## WHAT TO DO
Keep only the lines of the data below that contain "anterior", and copy them.

━━━━━━━━━━━━━━━━━━━━━━━━━━━━━━

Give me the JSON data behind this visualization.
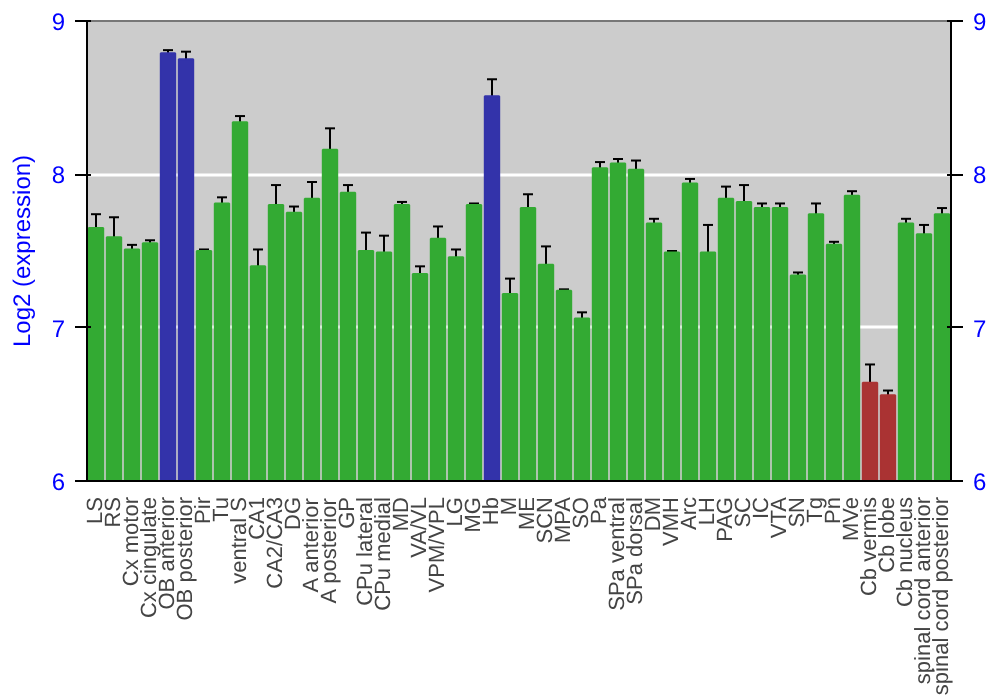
{
  "chart_data": {
    "type": "bar",
    "ylabel": "Log2 (expression)",
    "categories": [
      "LS",
      "RS",
      "Cx motor",
      "Cx cingulate",
      "OB anterior",
      "OB posterior",
      "Pir",
      "Tu",
      "ventral S",
      "CA1",
      "CA2/CA3",
      "DG",
      "A anterior",
      "A posterior",
      "GP",
      "CPu lateral",
      "CPu medial",
      "MD",
      "VA/VL",
      "VPM/VPL",
      "LG",
      "MG",
      "Hb",
      "M",
      "ME",
      "SCN",
      "MPA",
      "SO",
      "Pa",
      "SPa ventral",
      "SPa dorsal",
      "DM",
      "VMH",
      "Arc",
      "LH",
      "PAG",
      "SC",
      "IC",
      "VTA",
      "SN",
      "Tg",
      "Pn",
      "MVe",
      "Cb vermis",
      "Cb lobe",
      "Cb nucleus",
      "spinal cord anterior",
      "spinal cord posterior"
    ],
    "values": [
      7.65,
      7.59,
      7.51,
      7.55,
      8.79,
      8.75,
      7.5,
      7.81,
      8.34,
      7.4,
      7.8,
      7.75,
      7.84,
      8.16,
      7.88,
      7.5,
      7.49,
      7.8,
      7.35,
      7.58,
      7.46,
      7.8,
      8.51,
      7.22,
      7.78,
      7.41,
      7.24,
      7.06,
      8.04,
      8.07,
      8.03,
      7.68,
      7.49,
      7.94,
      7.49,
      7.84,
      7.82,
      7.78,
      7.78,
      7.34,
      7.74,
      7.54,
      7.86,
      6.64,
      6.56,
      7.68,
      7.61,
      7.74
    ],
    "errors": [
      0.09,
      0.13,
      0.03,
      0.02,
      0.02,
      0.05,
      0.01,
      0.04,
      0.04,
      0.11,
      0.13,
      0.04,
      0.11,
      0.14,
      0.05,
      0.12,
      0.11,
      0.02,
      0.05,
      0.08,
      0.05,
      0.01,
      0.11,
      0.1,
      0.09,
      0.12,
      0.01,
      0.04,
      0.04,
      0.03,
      0.06,
      0.03,
      0.01,
      0.03,
      0.18,
      0.08,
      0.11,
      0.03,
      0.03,
      0.02,
      0.07,
      0.02,
      0.03,
      0.12,
      0.03,
      0.03,
      0.06,
      0.04
    ],
    "colors": [
      "#33aa33",
      "#33aa33",
      "#33aa33",
      "#33aa33",
      "#3333aa",
      "#3333aa",
      "#33aa33",
      "#33aa33",
      "#33aa33",
      "#33aa33",
      "#33aa33",
      "#33aa33",
      "#33aa33",
      "#33aa33",
      "#33aa33",
      "#33aa33",
      "#33aa33",
      "#33aa33",
      "#33aa33",
      "#33aa33",
      "#33aa33",
      "#33aa33",
      "#3333aa",
      "#33aa33",
      "#33aa33",
      "#33aa33",
      "#33aa33",
      "#33aa33",
      "#33aa33",
      "#33aa33",
      "#33aa33",
      "#33aa33",
      "#33aa33",
      "#33aa33",
      "#33aa33",
      "#33aa33",
      "#33aa33",
      "#33aa33",
      "#33aa33",
      "#33aa33",
      "#33aa33",
      "#33aa33",
      "#33aa33",
      "#aa3333",
      "#aa3333",
      "#33aa33",
      "#33aa33",
      "#33aa33"
    ],
    "ylim": [
      6,
      9
    ],
    "yticks": [
      6,
      7,
      8,
      9
    ],
    "y2lim": [
      6,
      9
    ],
    "y2ticks": [
      6,
      7,
      8,
      9
    ],
    "grid": "y"
  }
}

━━━━━━━━━━━━━━━━━━━━━━━━━━━━━━

## EXERCISE OUTPUT
      "OB anterior",
      "A anterior",
      "spinal cord anterior",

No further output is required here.